Reproduce the entries in full, with no changes.

%%

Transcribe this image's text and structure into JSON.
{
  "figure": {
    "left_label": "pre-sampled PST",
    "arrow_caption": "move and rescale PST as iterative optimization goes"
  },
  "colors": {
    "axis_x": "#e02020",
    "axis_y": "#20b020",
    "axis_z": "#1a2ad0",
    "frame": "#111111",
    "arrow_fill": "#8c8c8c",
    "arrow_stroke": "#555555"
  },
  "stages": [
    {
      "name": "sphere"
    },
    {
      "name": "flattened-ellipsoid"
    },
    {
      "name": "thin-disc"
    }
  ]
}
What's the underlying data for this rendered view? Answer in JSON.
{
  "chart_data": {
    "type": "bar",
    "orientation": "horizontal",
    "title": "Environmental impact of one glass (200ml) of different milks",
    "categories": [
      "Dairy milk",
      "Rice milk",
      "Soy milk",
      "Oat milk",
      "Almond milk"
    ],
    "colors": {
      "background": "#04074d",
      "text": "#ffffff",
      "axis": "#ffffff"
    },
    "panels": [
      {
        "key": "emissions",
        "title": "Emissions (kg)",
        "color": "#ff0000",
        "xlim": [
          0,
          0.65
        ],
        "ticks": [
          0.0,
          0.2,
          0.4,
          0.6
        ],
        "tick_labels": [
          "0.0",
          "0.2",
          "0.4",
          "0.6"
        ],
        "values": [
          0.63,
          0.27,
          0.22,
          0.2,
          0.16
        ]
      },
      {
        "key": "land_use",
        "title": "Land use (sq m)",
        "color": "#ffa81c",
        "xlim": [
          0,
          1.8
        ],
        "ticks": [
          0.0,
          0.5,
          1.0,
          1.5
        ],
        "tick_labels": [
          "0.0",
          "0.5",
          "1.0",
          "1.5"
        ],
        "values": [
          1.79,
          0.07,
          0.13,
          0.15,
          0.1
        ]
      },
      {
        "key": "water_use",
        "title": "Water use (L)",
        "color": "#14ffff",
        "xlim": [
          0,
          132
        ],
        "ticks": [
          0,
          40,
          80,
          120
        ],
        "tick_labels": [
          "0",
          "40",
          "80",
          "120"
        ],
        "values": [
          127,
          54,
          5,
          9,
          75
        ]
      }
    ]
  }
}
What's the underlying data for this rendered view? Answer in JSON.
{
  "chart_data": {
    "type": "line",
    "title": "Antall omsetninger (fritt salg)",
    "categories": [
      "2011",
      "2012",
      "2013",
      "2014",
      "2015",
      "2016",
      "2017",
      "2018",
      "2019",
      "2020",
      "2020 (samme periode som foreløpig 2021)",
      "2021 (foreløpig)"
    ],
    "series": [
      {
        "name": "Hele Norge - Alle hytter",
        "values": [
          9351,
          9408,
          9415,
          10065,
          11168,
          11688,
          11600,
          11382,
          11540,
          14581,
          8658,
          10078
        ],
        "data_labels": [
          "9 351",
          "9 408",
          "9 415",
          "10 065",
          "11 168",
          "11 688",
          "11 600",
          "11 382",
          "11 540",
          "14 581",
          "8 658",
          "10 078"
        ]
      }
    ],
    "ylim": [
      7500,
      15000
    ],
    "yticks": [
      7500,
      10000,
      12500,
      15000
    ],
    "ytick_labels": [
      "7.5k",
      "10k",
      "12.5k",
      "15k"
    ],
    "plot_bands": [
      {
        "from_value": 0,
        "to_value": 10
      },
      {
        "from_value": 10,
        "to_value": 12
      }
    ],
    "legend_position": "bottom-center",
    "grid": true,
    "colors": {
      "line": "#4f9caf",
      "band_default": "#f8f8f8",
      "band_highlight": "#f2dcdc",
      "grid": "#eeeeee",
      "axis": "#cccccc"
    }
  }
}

%%

» **Task solution**:
Transcribe this image's text and structure into JSON.
{
  "figure": {
    "left_label": "pre-sampled PST",
    "arrow_caption": "move and rescale PST as iterative optimization goes"
  },
  "colors": {
    "axis_x": "#e02020",
    "axis_y": "#20b020",
    "axis_z": "#1a2ad0",
    "frame": "#111111",
    "arrow_fill": "#8c8c8c",
    "arrow_stroke": "#555555"
  },
  "stages": [
    {
      "name": "sphere"
    },
    {
      "name": "flattened-ellipsoid"
    },
    {
      "name": "thin-disc"
    }
  ]
}
What's the underlying data for this rendered view? Answer in JSON.
{
  "chart_data": {
    "type": "bar",
    "orientation": "horizontal",
    "title": "Environmental impact of one glass (200ml) of different milks",
    "categories": [
      "Dairy milk",
      "Rice milk",
      "Soy milk",
      "Oat milk",
      "Almond milk"
    ],
    "colors": {
      "background": "#04074d",
      "text": "#ffffff",
      "axis": "#ffffff"
    },
    "panels": [
      {
        "key": "emissions",
        "title": "Emissions (kg)",
        "color": "#ff0000",
        "xlim": [
          0,
          0.65
        ],
        "ticks": [
          0.0,
          0.2,
          0.4,
          0.6
        ],
        "tick_labels": [
          "0.0",
          "0.2",
          "0.4",
          "0.6"
        ],
        "values": [
          0.63,
          0.27,
          0.22,
          0.2,
          0.16
        ]
      },
      {
        "key": "land_use",
        "title": "Land use (sq m)",
        "color": "#ffa81c",
        "xlim": [
          0,
          1.8
        ],
        "ticks": [
          0.0,
          0.5,
          1.0,
          1.5
        ],
        "tick_labels": [
          "0.0",
          "0.5",
          "1.0",
          "1.5"
        ],
        "values": [
          1.79,
          0.07,
          0.13,
          0.15,
          0.1
        ]
      },
      {
        "key": "water_use",
        "title": "Water use (L)",
        "color": "#14ffff",
        "xlim": [
          0,
          132
        ],
        "ticks": [
          0,
          40,
          80,
          120
        ],
        "tick_labels": [
          "0",
          "40",
          "80",
          "120"
        ],
        "values": [
          127,
          54,
          5,
          9,
          75
        ]
      }
    ]
  }
}
What's the underlying data for this rendered view? Answer in JSON.
{
  "chart_data": {
    "type": "line",
    "title": "Antall omsetninger (fritt salg)",
    "categories": [
      "2011",
      "2012",
      "2013",
      "2014",
      "2015",
      "2016",
      "2017",
      "2018",
      "2019",
      "2020",
      "2020 (samme periode som foreløpig 2021)",
      "2021 (foreløpig)"
    ],
    "series": [
      {
        "name": "Hele Norge - Alle hytter",
        "values": [
          9351,
          9408,
          9415,
          10065,
          11168,
          11688,
          11600,
          11382,
          11540,
          14581,
          8658,
          10078
        ],
        "data_labels": [
          "9 351",
          "9 408",
          "9 415",
          "10 065",
          "11 168",
          "11 688",
          "11 600",
          "11 382",
          "11 540",
          "14 581",
          "8 658",
          "10 078"
        ]
      }
    ],
    "ylim": [
      7500,
      15000
    ],
    "yticks": [
      7500,
      10000,
      12500,
      15000
    ],
    "ytick_labels": [
      "7.5k",
      "10k",
      "12.5k",
      "15k"
    ],
    "plot_bands": [
      {
        "from_value": 0,
        "to_value": 10
      },
      {
        "from_value": 10,
        "to_value": 12
      }
    ],
    "legend_position": "bottom-center",
    "grid": true,
    "colors": {
      "line": "#4f9caf",
      "band_default": "#f8f8f8",
      "band_highlight": "#f2dcdc",
      "grid": "#eeeeee",
      "axis": "#cccccc"
    }
  }
}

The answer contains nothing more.